▶ [Box coordinate listings]
________________________
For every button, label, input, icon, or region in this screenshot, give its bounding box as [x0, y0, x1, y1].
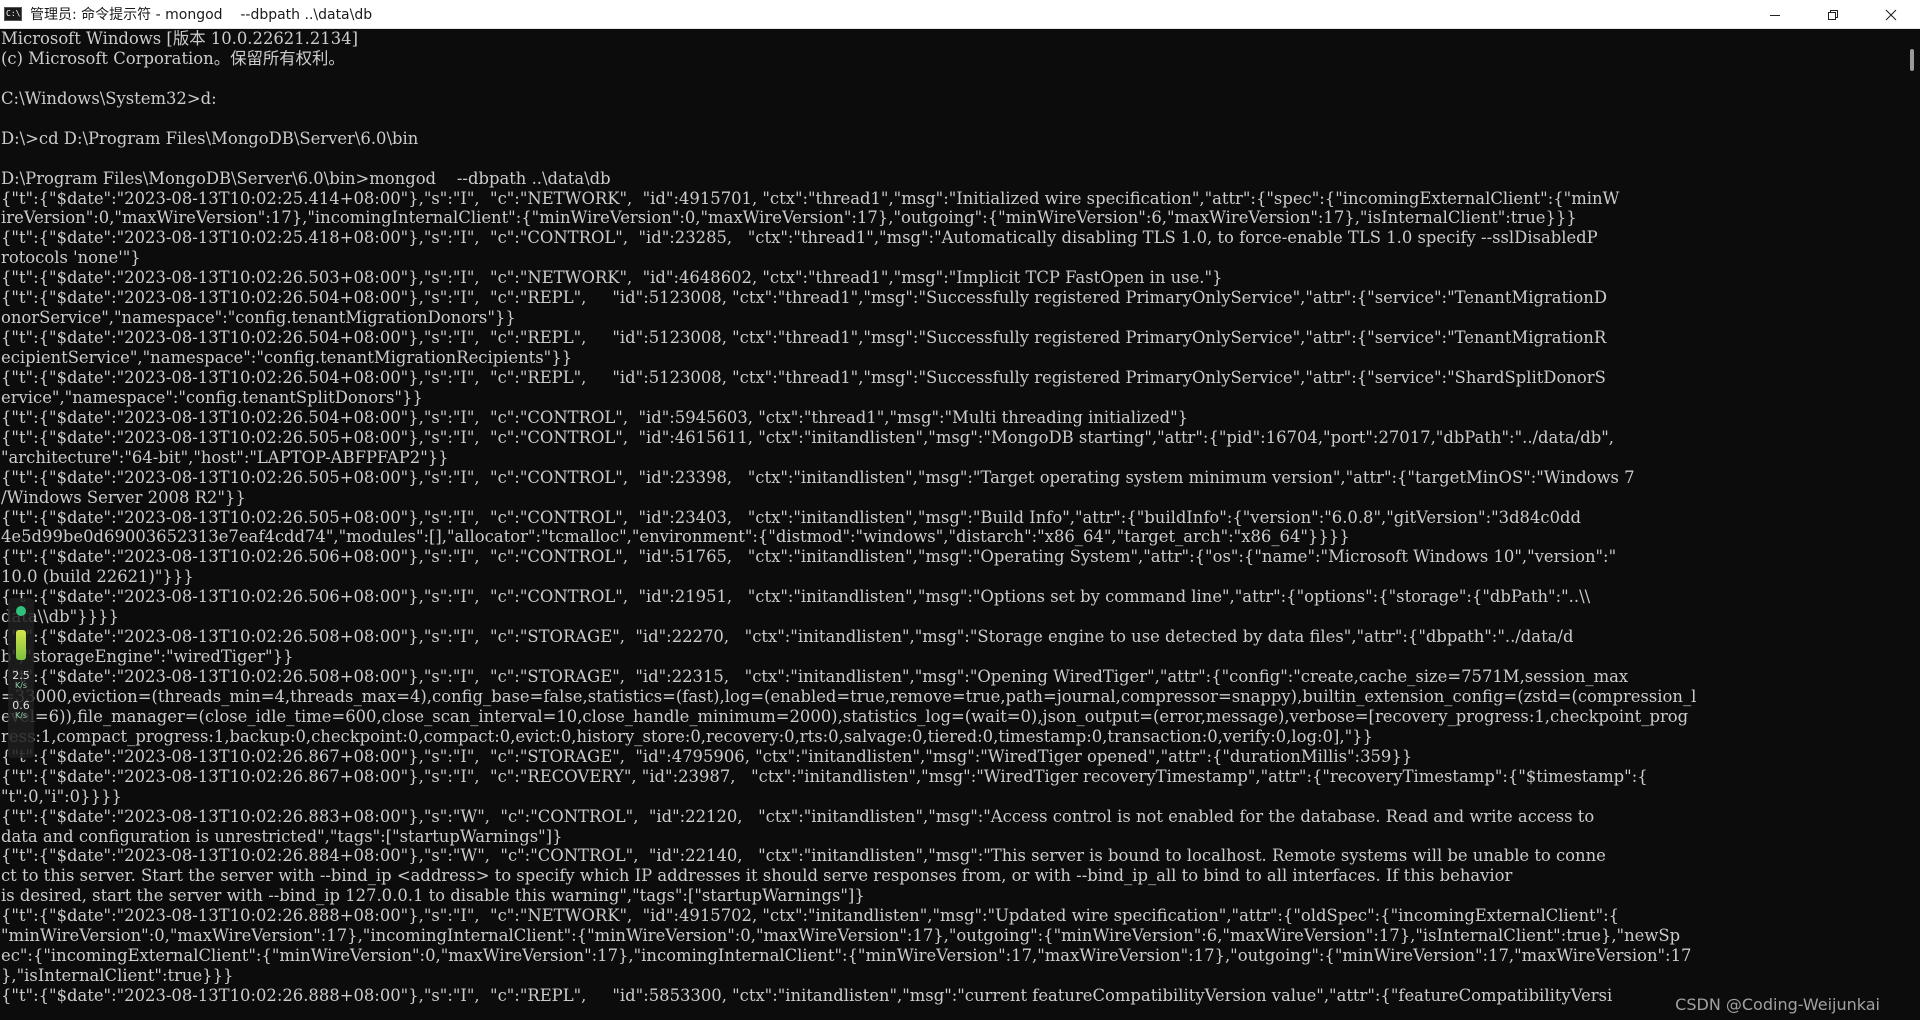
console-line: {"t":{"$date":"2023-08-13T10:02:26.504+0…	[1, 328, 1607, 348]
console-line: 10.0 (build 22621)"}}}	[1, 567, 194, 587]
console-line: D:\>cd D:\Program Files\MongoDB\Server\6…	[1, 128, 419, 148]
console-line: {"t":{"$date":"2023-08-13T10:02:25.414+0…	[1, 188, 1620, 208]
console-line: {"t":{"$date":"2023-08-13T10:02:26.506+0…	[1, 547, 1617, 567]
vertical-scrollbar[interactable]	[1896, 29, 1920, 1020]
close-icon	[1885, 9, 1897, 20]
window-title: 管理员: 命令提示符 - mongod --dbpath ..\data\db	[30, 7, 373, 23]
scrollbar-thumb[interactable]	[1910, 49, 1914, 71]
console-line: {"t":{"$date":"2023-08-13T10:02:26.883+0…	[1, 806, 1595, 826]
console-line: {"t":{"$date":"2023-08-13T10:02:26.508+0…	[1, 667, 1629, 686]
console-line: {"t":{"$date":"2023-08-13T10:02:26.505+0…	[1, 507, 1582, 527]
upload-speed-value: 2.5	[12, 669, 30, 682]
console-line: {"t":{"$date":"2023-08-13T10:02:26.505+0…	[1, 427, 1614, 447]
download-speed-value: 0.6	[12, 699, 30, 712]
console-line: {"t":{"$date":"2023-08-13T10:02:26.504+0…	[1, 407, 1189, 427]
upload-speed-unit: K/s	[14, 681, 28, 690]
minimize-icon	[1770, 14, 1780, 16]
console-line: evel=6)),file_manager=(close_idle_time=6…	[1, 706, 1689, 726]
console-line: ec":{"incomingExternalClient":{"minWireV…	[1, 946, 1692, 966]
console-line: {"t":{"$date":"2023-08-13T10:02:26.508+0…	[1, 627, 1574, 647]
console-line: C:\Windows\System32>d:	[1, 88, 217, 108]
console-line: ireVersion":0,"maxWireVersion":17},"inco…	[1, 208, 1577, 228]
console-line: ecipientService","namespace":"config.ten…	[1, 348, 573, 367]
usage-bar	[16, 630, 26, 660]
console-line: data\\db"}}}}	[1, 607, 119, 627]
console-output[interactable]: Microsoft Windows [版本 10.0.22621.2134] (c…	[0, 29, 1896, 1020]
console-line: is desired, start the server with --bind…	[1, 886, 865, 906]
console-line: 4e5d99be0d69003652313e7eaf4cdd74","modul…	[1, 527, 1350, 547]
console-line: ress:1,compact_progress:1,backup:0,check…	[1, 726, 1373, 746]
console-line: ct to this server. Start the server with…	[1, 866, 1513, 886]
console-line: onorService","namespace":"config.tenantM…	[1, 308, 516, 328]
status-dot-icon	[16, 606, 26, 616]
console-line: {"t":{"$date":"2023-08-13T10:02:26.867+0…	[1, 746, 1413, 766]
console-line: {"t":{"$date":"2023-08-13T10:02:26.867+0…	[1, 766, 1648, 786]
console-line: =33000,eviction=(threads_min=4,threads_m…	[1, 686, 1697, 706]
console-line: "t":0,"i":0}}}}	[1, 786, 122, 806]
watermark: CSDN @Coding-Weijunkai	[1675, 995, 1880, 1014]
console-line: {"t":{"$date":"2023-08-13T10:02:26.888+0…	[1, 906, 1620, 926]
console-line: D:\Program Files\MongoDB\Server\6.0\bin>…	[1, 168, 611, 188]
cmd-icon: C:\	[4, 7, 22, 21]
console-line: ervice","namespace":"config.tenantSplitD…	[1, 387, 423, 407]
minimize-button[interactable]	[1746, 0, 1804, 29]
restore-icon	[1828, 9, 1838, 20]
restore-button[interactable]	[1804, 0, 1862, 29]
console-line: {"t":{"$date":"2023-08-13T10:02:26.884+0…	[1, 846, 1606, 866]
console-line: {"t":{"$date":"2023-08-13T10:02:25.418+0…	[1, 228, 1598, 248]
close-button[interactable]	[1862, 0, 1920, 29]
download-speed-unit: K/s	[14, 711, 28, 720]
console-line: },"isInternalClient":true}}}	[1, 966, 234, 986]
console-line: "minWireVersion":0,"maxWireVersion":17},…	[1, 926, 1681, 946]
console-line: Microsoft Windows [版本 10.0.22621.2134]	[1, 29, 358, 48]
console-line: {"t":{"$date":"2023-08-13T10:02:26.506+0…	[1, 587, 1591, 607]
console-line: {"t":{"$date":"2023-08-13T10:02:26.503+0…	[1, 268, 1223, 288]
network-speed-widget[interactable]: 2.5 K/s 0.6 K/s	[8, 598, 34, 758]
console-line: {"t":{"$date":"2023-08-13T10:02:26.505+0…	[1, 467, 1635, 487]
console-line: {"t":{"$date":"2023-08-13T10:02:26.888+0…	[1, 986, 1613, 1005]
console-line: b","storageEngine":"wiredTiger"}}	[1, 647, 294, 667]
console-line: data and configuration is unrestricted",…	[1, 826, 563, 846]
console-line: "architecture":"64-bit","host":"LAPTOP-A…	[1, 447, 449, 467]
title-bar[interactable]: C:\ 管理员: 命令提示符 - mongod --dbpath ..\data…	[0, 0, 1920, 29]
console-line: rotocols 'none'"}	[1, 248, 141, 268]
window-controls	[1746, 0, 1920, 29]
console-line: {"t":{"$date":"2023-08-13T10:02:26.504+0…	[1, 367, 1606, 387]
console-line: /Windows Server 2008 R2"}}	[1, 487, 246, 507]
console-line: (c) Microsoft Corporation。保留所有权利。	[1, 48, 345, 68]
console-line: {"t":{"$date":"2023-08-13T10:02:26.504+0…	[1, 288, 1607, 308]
________________________
▶ [EXERCISE REQUIREMENTS] Report each line above that contains the string "interactable", copying those lines in full. Case counts.

▶ [OUTPUT OF THE TASK]
vertical-scrollbar[interactable]	[1896, 29, 1920, 1020]
scrollbar-thumb[interactable]	[1910, 49, 1914, 71]
console-output[interactable]: Microsoft Windows [版本 10.0.22621.2134] (c…	[0, 29, 1896, 1020]
minimize-button[interactable]	[1746, 0, 1804, 29]
restore-button[interactable]	[1804, 0, 1862, 29]
close-button[interactable]	[1862, 0, 1920, 29]
network-speed-widget[interactable]: 2.5 K/s 0.6 K/s	[8, 598, 34, 758]
title-bar[interactable]: C:\ 管理员: 命令提示符 - mongod --dbpath ..\data…	[0, 0, 1920, 29]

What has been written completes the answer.